AIM OF THE TASK: Copy out each line of the material below that holds the string "отказе".

==== DATA FOR THIS TASK ====

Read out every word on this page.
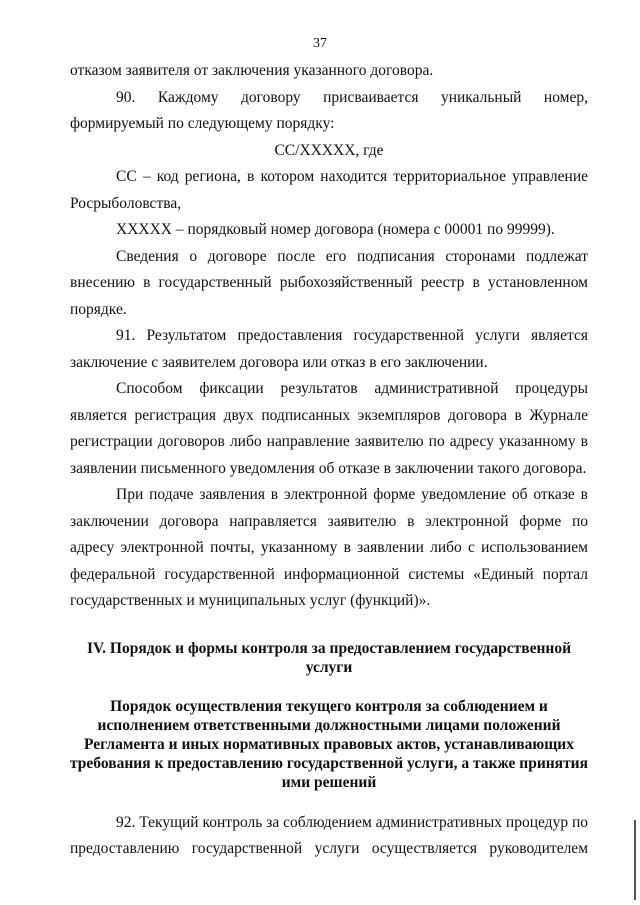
37

отказом заявителя от заключения указанного договора.

90. Каждому договору присваивается уникальный номер, формируемый по следующему порядку:

СС/ХХХХХ, где

СС – код региона, в котором находится территориальное управление Росрыболовства,

ХХХХХ – порядковый номер договора (номера с 00001 по 99999).

Сведения о договоре после его подписания сторонами подлежат внесению в государственный рыбохозяйственный реестр в установленном порядке.

91. Результатом предоставления государственной услуги является заключение с заявителем договора или отказ в его заключении.

Способом фиксации результатов административной процедуры является регистрация двух подписанных экземпляров договора в Журнале регистрации договоров либо направление заявителю по адресу указанному в заявлении письменного уведомления об отказе в заключении такого договора.

При подаче заявления в электронной форме уведомление об отказе в заключении договора направляется заявителю в электронной форме по адресу электронной почты, указанному в заявлении либо с использованием федеральной государственной информационной системы «Единый портал государственных и муниципальных услуг (функций)».

IV. Порядок и формы контроля за предоставлением государственной услуги

Порядок осуществления текущего контроля за соблюдением и исполнением ответственными должностными лицами положений Регламента и иных нормативных правовых актов, устанавливающих требования к предоставлению государственной услуги, а также принятия ими решений

92. Текущий контроль за соблюдением административных процедур по предоставлению государственной услуги осуществляется руководителем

====

FINISHED TASK:
Способом фиксации результатов административной процедуры является регистрация двух подписанных экземпляров договора в Журнале регистрации договоров либо направление заявителю по адресу указанному в заявлении письменного уведомления об отказе в заключении такого договора.
При подаче заявления в электронной форме уведомление об отказе в заключении договора направляется заявителю в электронной форме по адресу электронной почты, указанному в заявлении либо с использованием федеральной государственной информационной системы «Единый портал государственных и муниципальных услуг (функций)».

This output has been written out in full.